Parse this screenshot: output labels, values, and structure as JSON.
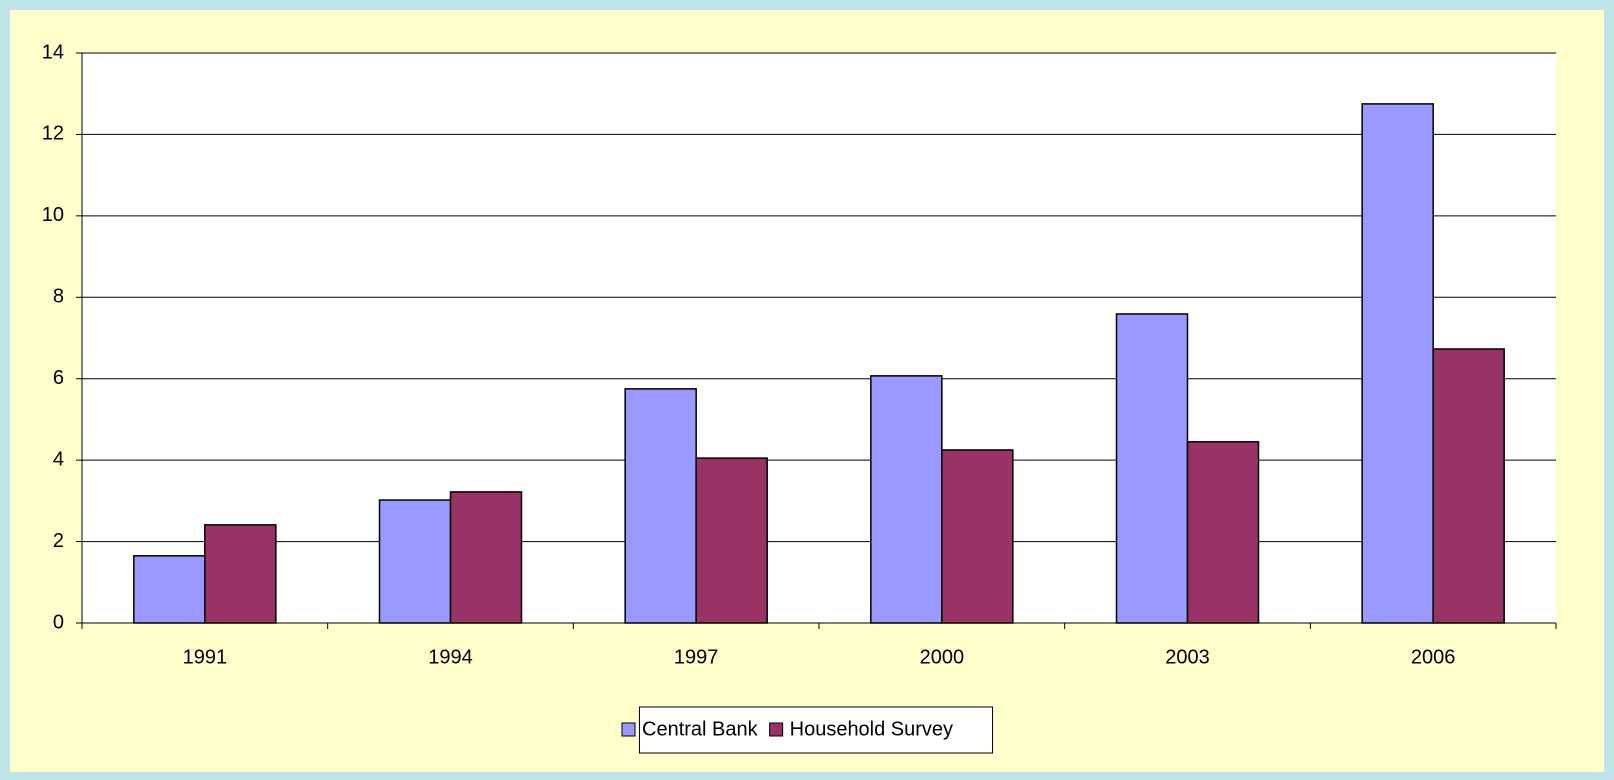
{
  "chart_data": {
    "type": "bar",
    "categories": [
      "1991",
      "1994",
      "1997",
      "2000",
      "2003",
      "2006"
    ],
    "series": [
      {
        "name": "Central Bank",
        "color": "#9999ff",
        "values": [
          1.65,
          3.02,
          5.75,
          6.07,
          7.59,
          12.75
        ]
      },
      {
        "name": "Household Survey",
        "color": "#993366",
        "values": [
          2.41,
          3.22,
          4.05,
          4.25,
          4.45,
          6.73
        ]
      }
    ],
    "ylim": [
      0,
      14
    ],
    "yticks": [
      0,
      2,
      4,
      6,
      8,
      10,
      12,
      14
    ],
    "grid": true,
    "legend": "bottom"
  }
}
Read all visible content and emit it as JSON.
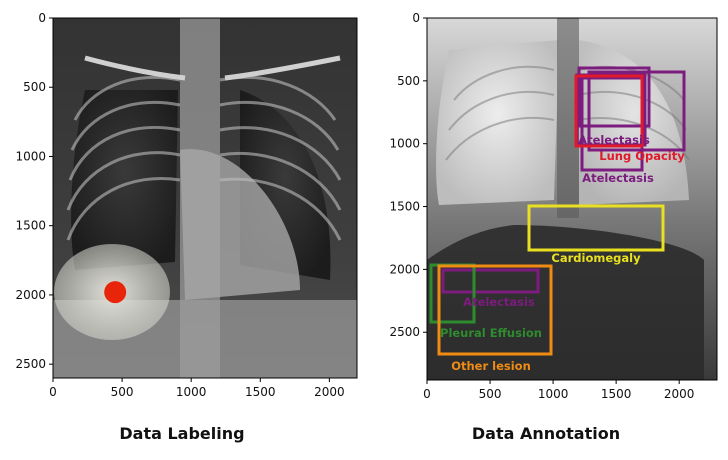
{
  "left_panel": {
    "caption": "Data Labeling",
    "y_ticks": [
      "0",
      "500",
      "1000",
      "1500",
      "2000",
      "2500"
    ],
    "x_ticks": [
      "0",
      "500",
      "1000",
      "1500",
      "2000"
    ],
    "marker": {
      "x": 450,
      "y": 1980,
      "color": "#e8250a"
    }
  },
  "right_panel": {
    "caption": "Data Annotation",
    "y_ticks": [
      "0",
      "500",
      "1000",
      "1500",
      "2000",
      "2500"
    ],
    "x_ticks": [
      "0",
      "500",
      "1000",
      "1500",
      "2000"
    ],
    "annotations": [
      {
        "label": "Atelectasis",
        "color": "#7b1c7e"
      },
      {
        "label": "Lung Opacity",
        "color": "#e01a2a"
      },
      {
        "label": "Atelectasis",
        "color": "#7b1c7e"
      },
      {
        "label": "Cardiomegaly",
        "color": "#e8e020"
      },
      {
        "label": "Atelectasis",
        "color": "#7b1c7e"
      },
      {
        "label": "Pleural Effusion",
        "color": "#2e8b2e"
      },
      {
        "label": "Other lesion",
        "color": "#f08c14"
      }
    ]
  }
}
# # # # #
> _REQUIRED TASK_:
Output the records above exactly as they are, leaving out the pictures.

> _SOLUTION FOR THIS EXERCISE_:
Parse this screenshot: output labels, values, and structure as JSON.
{
  "chart_data": {
    "type": "bar",
    "categories": [
      "1991",
      "1994",
      "1997",
      "2000",
      "2003",
      "2006"
    ],
    "series": [
      {
        "name": "Central Bank",
        "color": "#9999ff",
        "values": [
          1.65,
          3.02,
          5.75,
          6.07,
          7.59,
          12.75
        ]
      },
      {
        "name": "Household Survey",
        "color": "#993366",
        "values": [
          2.41,
          3.22,
          4.05,
          4.25,
          4.45,
          6.73
        ]
      }
    ],
    "ylim": [
      0,
      14
    ],
    "yticks": [
      0,
      2,
      4,
      6,
      8,
      10,
      12,
      14
    ],
    "grid": true,
    "legend": "bottom"
  }
}
Read all visible content and emit it as JSON.
{
  "left_panel": {
    "caption": "Data Labeling",
    "y_ticks": [
      "0",
      "500",
      "1000",
      "1500",
      "2000",
      "2500"
    ],
    "x_ticks": [
      "0",
      "500",
      "1000",
      "1500",
      "2000"
    ],
    "marker": {
      "x": 450,
      "y": 1980,
      "color": "#e8250a"
    }
  },
  "right_panel": {
    "caption": "Data Annotation",
    "y_ticks": [
      "0",
      "500",
      "1000",
      "1500",
      "2000",
      "2500"
    ],
    "x_ticks": [
      "0",
      "500",
      "1000",
      "1500",
      "2000"
    ],
    "annotations": [
      {
        "label": "Atelectasis",
        "color": "#7b1c7e"
      },
      {
        "label": "Lung Opacity",
        "color": "#e01a2a"
      },
      {
        "label": "Atelectasis",
        "color": "#7b1c7e"
      },
      {
        "label": "Cardiomegaly",
        "color": "#e8e020"
      },
      {
        "label": "Atelectasis",
        "color": "#7b1c7e"
      },
      {
        "label": "Pleural Effusion",
        "color": "#2e8b2e"
      },
      {
        "label": "Other lesion",
        "color": "#f08c14"
      }
    ]
  }
}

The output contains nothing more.